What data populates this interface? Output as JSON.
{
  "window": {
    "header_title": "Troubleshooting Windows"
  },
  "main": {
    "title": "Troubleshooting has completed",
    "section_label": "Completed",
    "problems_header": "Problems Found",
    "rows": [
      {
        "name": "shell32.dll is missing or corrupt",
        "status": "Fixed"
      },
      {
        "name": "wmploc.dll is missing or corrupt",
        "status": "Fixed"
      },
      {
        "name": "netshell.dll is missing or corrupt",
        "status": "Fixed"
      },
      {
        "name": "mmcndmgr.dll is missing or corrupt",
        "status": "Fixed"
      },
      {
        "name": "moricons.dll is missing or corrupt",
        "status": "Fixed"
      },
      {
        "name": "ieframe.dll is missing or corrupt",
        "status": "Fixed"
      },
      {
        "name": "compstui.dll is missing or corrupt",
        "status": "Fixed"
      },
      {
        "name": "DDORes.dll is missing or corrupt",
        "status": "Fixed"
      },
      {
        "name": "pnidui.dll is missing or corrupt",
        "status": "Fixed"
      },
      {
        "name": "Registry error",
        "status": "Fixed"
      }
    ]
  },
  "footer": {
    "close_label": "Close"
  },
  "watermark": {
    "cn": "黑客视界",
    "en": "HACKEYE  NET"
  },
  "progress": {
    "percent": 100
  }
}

════════════════════

▶ **Exercise goal**: Your task is to repeat every line exactly.

▶ **Completed exercise**:
What data populates this interface? Output as JSON.
{
  "window": {
    "header_title": "Troubleshooting Windows"
  },
  "main": {
    "title": "Troubleshooting has completed",
    "section_label": "Completed",
    "problems_header": "Problems Found",
    "rows": [
      {
        "name": "shell32.dll is missing or corrupt",
        "status": "Fixed"
      },
      {
        "name": "wmploc.dll is missing or corrupt",
        "status": "Fixed"
      },
      {
        "name": "netshell.dll is missing or corrupt",
        "status": "Fixed"
      },
      {
        "name": "mmcndmgr.dll is missing or corrupt",
        "status": "Fixed"
      },
      {
        "name": "moricons.dll is missing or corrupt",
        "status": "Fixed"
      },
      {
        "name": "ieframe.dll is missing or corrupt",
        "status": "Fixed"
      },
      {
        "name": "compstui.dll is missing or corrupt",
        "status": "Fixed"
      },
      {
        "name": "DDORes.dll is missing or corrupt",
        "status": "Fixed"
      },
      {
        "name": "pnidui.dll is missing or corrupt",
        "status": "Fixed"
      },
      {
        "name": "Registry error",
        "status": "Fixed"
      }
    ]
  },
  "footer": {
    "close_label": "Close"
  },
  "watermark": {
    "cn": "黑客视界",
    "en": "HACKEYE  NET"
  },
  "progress": {
    "percent": 100
  }
}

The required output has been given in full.